Information provided –
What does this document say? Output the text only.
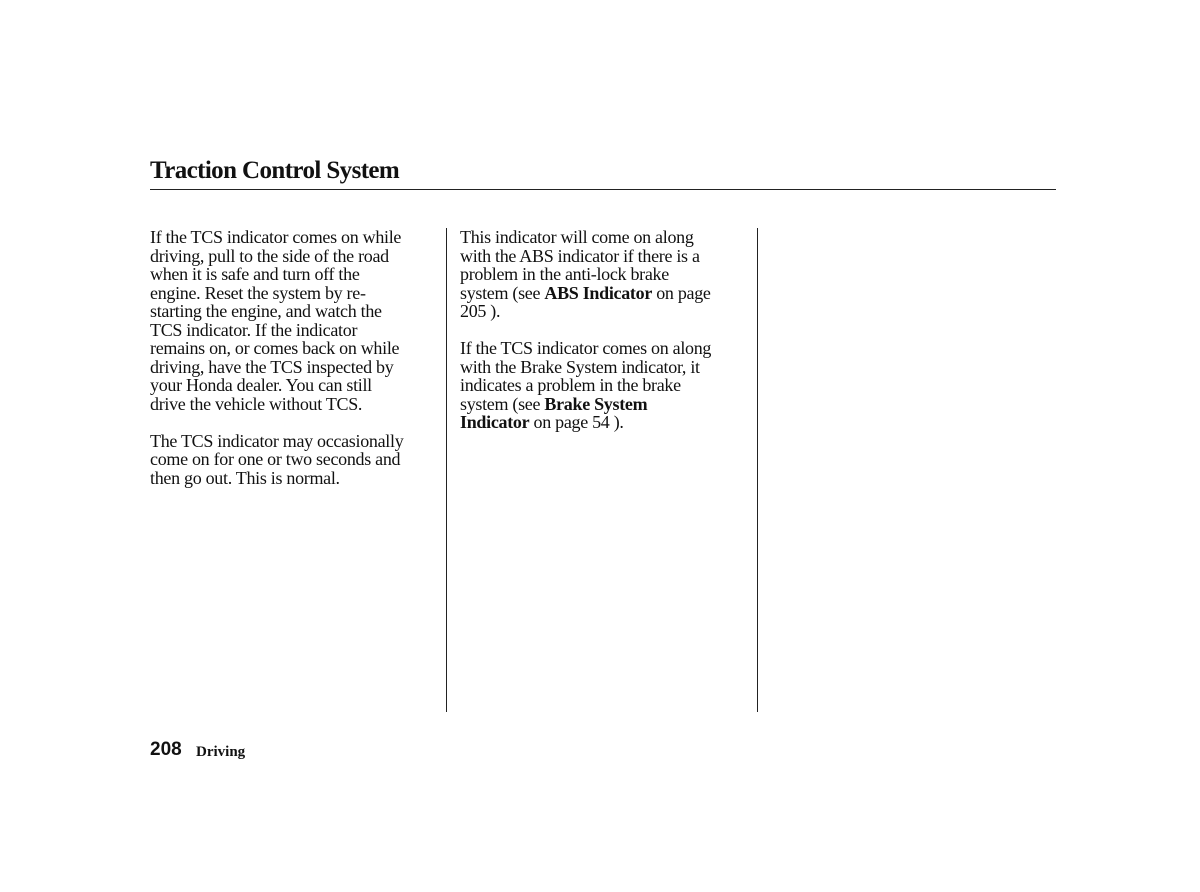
Traction Control System

If the TCS indicator comes on while
driving, pull to the side of the road
when it is safe and turn off the
engine. Reset the system by re-
starting the engine, and watch the
TCS indicator. If the indicator
remains on, or comes back on while
driving, have the TCS inspected by
your Honda dealer. You can still
drive the vehicle without TCS.

The TCS indicator may occasionally
come on for one or two seconds and
then go out. This is normal.

This indicator will come on along
with the ABS indicator if there is a
problem in the anti-lock brake
system (see ABS Indicator on page
205 ).

If the TCS indicator comes on along
with the Brake System indicator, it
indicates a problem in the brake
system (see Brake System
Indicator on page 54 ).

208 Driving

Exercise –
Give all the lines above again, character for character, without pictures.

Response below –
What does this document say? Output the text only.
Traction Control System

If the TCS indicator comes on while
driving, pull to the side of the road
when it is safe and turn off the
engine. Reset the system by re-
starting the engine, and watch the
TCS indicator. If the indicator
remains on, or comes back on while
driving, have the TCS inspected by
your Honda dealer. You can still
drive the vehicle without TCS.

The TCS indicator may occasionally
come on for one or two seconds and
then go out. This is normal.

This indicator will come on along
with the ABS indicator if there is a
problem in the anti-lock brake
system (see ABS Indicator on page
205 ).

If the TCS indicator comes on along
with the Brake System indicator, it
indicates a problem in the brake
system (see Brake System
Indicator on page 54 ).

208 Driving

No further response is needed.